Data items
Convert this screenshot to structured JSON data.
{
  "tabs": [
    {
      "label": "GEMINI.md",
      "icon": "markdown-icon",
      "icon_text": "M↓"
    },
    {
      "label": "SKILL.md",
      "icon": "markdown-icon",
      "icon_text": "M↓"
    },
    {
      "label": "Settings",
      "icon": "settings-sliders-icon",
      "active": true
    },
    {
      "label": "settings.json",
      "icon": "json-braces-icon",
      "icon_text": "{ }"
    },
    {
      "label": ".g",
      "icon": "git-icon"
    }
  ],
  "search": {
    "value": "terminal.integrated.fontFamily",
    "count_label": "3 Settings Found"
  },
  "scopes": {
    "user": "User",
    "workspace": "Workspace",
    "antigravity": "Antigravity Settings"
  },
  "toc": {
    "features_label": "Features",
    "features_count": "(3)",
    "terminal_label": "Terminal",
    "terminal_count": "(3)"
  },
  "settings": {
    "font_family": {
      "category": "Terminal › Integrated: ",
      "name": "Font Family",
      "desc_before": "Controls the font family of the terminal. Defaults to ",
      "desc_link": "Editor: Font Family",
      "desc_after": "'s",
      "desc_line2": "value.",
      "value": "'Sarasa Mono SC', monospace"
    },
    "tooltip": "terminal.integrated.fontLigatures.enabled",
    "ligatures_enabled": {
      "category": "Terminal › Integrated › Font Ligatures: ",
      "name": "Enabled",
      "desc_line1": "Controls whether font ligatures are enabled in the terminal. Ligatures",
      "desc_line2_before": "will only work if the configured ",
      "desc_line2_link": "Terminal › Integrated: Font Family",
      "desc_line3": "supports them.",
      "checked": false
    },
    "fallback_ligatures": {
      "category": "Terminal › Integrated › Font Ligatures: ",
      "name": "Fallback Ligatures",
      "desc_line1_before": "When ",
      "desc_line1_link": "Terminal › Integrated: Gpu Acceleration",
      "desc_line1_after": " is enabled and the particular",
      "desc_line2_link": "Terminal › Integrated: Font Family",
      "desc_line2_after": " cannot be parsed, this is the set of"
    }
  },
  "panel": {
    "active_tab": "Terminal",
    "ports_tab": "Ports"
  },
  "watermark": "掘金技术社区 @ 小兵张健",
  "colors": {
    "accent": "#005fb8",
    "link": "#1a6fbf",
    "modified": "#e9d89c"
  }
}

Task directions
Transcribe all the entries, keeping each one exactly as it is.

Result
Convert this screenshot to structured JSON data.
{
  "tabs": [
    {
      "label": "GEMINI.md",
      "icon": "markdown-icon",
      "icon_text": "M↓"
    },
    {
      "label": "SKILL.md",
      "icon": "markdown-icon",
      "icon_text": "M↓"
    },
    {
      "label": "Settings",
      "icon": "settings-sliders-icon",
      "active": true
    },
    {
      "label": "settings.json",
      "icon": "json-braces-icon",
      "icon_text": "{ }"
    },
    {
      "label": ".g",
      "icon": "git-icon"
    }
  ],
  "search": {
    "value": "terminal.integrated.fontFamily",
    "count_label": "3 Settings Found"
  },
  "scopes": {
    "user": "User",
    "workspace": "Workspace",
    "antigravity": "Antigravity Settings"
  },
  "toc": {
    "features_label": "Features",
    "features_count": "(3)",
    "terminal_label": "Terminal",
    "terminal_count": "(3)"
  },
  "settings": {
    "font_family": {
      "category": "Terminal › Integrated: ",
      "name": "Font Family",
      "desc_before": "Controls the font family of the terminal. Defaults to ",
      "desc_link": "Editor: Font Family",
      "desc_after": "'s",
      "desc_line2": "value.",
      "value": "'Sarasa Mono SC', monospace"
    },
    "tooltip": "terminal.integrated.fontLigatures.enabled",
    "ligatures_enabled": {
      "category": "Terminal › Integrated › Font Ligatures: ",
      "name": "Enabled",
      "desc_line1": "Controls whether font ligatures are enabled in the terminal. Ligatures",
      "desc_line2_before": "will only work if the configured ",
      "desc_line2_link": "Terminal › Integrated: Font Family",
      "desc_line3": "supports them.",
      "checked": false
    },
    "fallback_ligatures": {
      "category": "Terminal › Integrated › Font Ligatures: ",
      "name": "Fallback Ligatures",
      "desc_line1_before": "When ",
      "desc_line1_link": "Terminal › Integrated: Gpu Acceleration",
      "desc_line1_after": " is enabled and the particular",
      "desc_line2_link": "Terminal › Integrated: Font Family",
      "desc_line2_after": " cannot be parsed, this is the set of"
    }
  },
  "panel": {
    "active_tab": "Terminal",
    "ports_tab": "Ports"
  },
  "watermark": "掘金技术社区 @ 小兵张健",
  "colors": {
    "accent": "#005fb8",
    "link": "#1a6fbf",
    "modified": "#e9d89c"
  }
}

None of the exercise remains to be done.